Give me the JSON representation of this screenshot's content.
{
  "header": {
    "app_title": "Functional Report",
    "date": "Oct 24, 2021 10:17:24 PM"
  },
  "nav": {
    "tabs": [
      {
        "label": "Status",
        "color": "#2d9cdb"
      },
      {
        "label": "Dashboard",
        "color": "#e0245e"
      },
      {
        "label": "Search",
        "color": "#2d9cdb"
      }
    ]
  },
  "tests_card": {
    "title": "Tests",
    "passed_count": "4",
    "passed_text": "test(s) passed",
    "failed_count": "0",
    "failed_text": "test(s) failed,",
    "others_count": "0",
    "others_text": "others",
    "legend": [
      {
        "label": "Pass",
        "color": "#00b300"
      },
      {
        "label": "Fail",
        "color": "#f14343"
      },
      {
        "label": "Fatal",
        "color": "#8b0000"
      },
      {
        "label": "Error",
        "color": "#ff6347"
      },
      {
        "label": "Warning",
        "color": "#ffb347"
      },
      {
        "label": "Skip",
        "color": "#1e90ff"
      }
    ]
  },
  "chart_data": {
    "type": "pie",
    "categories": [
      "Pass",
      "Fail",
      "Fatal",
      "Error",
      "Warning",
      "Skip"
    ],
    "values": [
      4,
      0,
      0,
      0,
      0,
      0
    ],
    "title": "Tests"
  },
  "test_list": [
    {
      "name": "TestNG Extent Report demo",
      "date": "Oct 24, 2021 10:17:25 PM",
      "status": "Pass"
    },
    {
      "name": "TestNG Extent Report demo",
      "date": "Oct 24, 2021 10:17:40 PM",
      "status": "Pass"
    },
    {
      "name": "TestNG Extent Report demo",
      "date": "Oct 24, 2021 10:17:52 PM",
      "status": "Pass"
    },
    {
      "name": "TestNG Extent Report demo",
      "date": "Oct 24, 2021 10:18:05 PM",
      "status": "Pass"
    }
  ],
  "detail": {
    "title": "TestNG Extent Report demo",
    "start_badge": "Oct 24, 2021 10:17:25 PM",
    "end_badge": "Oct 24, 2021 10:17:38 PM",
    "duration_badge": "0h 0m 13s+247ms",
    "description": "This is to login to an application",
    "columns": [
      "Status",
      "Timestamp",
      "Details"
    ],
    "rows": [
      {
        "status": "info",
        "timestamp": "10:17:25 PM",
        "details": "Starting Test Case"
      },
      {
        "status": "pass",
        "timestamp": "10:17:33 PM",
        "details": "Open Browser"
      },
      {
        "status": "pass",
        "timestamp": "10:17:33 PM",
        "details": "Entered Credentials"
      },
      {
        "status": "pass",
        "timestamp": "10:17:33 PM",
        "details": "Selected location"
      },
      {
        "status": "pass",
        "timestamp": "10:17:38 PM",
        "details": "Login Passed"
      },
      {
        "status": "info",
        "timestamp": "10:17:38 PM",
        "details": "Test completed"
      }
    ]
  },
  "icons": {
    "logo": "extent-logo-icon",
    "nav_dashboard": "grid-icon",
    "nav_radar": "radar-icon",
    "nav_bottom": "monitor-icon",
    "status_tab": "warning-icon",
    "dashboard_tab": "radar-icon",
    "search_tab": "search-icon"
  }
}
================================
● Your task: Repeat the entries shown above, every one, word for word.

● Output:
Give me the JSON representation of this screenshot's content.
{
  "header": {
    "app_title": "Functional Report",
    "date": "Oct 24, 2021 10:17:24 PM"
  },
  "nav": {
    "tabs": [
      {
        "label": "Status",
        "color": "#2d9cdb"
      },
      {
        "label": "Dashboard",
        "color": "#e0245e"
      },
      {
        "label": "Search",
        "color": "#2d9cdb"
      }
    ]
  },
  "tests_card": {
    "title": "Tests",
    "passed_count": "4",
    "passed_text": "test(s) passed",
    "failed_count": "0",
    "failed_text": "test(s) failed,",
    "others_count": "0",
    "others_text": "others",
    "legend": [
      {
        "label": "Pass",
        "color": "#00b300"
      },
      {
        "label": "Fail",
        "color": "#f14343"
      },
      {
        "label": "Fatal",
        "color": "#8b0000"
      },
      {
        "label": "Error",
        "color": "#ff6347"
      },
      {
        "label": "Warning",
        "color": "#ffb347"
      },
      {
        "label": "Skip",
        "color": "#1e90ff"
      }
    ]
  },
  "chart_data": {
    "type": "pie",
    "categories": [
      "Pass",
      "Fail",
      "Fatal",
      "Error",
      "Warning",
      "Skip"
    ],
    "values": [
      4,
      0,
      0,
      0,
      0,
      0
    ],
    "title": "Tests"
  },
  "test_list": [
    {
      "name": "TestNG Extent Report demo",
      "date": "Oct 24, 2021 10:17:25 PM",
      "status": "Pass"
    },
    {
      "name": "TestNG Extent Report demo",
      "date": "Oct 24, 2021 10:17:40 PM",
      "status": "Pass"
    },
    {
      "name": "TestNG Extent Report demo",
      "date": "Oct 24, 2021 10:17:52 PM",
      "status": "Pass"
    },
    {
      "name": "TestNG Extent Report demo",
      "date": "Oct 24, 2021 10:18:05 PM",
      "status": "Pass"
    }
  ],
  "detail": {
    "title": "TestNG Extent Report demo",
    "start_badge": "Oct 24, 2021 10:17:25 PM",
    "end_badge": "Oct 24, 2021 10:17:38 PM",
    "duration_badge": "0h 0m 13s+247ms",
    "description": "This is to login to an application",
    "columns": [
      "Status",
      "Timestamp",
      "Details"
    ],
    "rows": [
      {
        "status": "info",
        "timestamp": "10:17:25 PM",
        "details": "Starting Test Case"
      },
      {
        "status": "pass",
        "timestamp": "10:17:33 PM",
        "details": "Open Browser"
      },
      {
        "status": "pass",
        "timestamp": "10:17:33 PM",
        "details": "Entered Credentials"
      },
      {
        "status": "pass",
        "timestamp": "10:17:33 PM",
        "details": "Selected location"
      },
      {
        "status": "pass",
        "timestamp": "10:17:38 PM",
        "details": "Login Passed"
      },
      {
        "status": "info",
        "timestamp": "10:17:38 PM",
        "details": "Test completed"
      }
    ]
  },
  "icons": {
    "logo": "extent-logo-icon",
    "nav_dashboard": "grid-icon",
    "nav_radar": "radar-icon",
    "nav_bottom": "monitor-icon",
    "status_tab": "warning-icon",
    "dashboard_tab": "radar-icon",
    "search_tab": "search-icon"
  }
}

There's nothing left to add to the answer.